┏━━

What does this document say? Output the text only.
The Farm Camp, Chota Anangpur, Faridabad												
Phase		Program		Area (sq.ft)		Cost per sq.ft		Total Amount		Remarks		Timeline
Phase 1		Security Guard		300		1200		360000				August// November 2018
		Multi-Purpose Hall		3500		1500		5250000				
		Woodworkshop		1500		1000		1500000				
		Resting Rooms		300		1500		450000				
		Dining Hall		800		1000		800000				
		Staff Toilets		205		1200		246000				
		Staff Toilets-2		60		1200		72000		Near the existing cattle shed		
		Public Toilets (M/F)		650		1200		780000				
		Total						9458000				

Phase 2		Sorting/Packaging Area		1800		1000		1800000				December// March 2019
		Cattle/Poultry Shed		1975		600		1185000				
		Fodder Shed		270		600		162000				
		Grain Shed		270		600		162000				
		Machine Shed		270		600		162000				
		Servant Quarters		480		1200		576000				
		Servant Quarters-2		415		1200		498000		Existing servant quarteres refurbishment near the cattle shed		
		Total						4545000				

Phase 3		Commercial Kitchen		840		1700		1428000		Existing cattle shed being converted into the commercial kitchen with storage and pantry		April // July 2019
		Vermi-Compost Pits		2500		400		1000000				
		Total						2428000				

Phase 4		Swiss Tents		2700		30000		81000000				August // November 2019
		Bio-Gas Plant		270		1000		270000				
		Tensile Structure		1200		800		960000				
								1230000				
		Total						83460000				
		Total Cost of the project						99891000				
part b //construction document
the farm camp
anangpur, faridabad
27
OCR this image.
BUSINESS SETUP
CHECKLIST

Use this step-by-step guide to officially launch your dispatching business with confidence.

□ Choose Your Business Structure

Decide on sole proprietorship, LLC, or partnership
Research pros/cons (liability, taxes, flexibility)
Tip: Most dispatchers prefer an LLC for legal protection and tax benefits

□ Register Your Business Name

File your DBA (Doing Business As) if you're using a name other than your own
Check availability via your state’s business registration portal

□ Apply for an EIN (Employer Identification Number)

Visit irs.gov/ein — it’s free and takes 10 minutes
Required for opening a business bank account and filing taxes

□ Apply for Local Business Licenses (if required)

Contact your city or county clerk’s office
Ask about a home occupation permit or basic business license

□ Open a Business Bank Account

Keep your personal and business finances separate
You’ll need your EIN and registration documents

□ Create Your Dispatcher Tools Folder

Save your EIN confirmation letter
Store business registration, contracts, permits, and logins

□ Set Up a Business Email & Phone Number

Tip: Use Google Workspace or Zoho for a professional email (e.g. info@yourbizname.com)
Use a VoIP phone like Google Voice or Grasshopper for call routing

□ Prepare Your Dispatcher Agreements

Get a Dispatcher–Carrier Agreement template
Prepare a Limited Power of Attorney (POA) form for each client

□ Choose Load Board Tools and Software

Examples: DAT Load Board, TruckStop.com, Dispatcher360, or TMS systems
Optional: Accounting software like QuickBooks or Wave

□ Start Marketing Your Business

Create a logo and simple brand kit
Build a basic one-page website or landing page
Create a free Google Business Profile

┗━━

GIVEN TASK — Go through the data above and find the lines with the word "Phase". Copy each of those lines.

WORKED SOLUTION —
Phase		Program		Area (sq.ft)		Cost per sq.ft		Total Amount		Remarks		Timeline
Phase 1		Security Guard		300		1200		360000				August// November 2018
Phase 2		Sorting/Packaging Area		1800		1000		1800000				December// March 2019
Phase 3		Commercial Kitchen		840		1700		1428000		Existing cattle shed being converted into the commercial kitchen with storage and pantry		April // July 2019
Phase 4		Swiss Tents		2700		30000		81000000				August // November 2019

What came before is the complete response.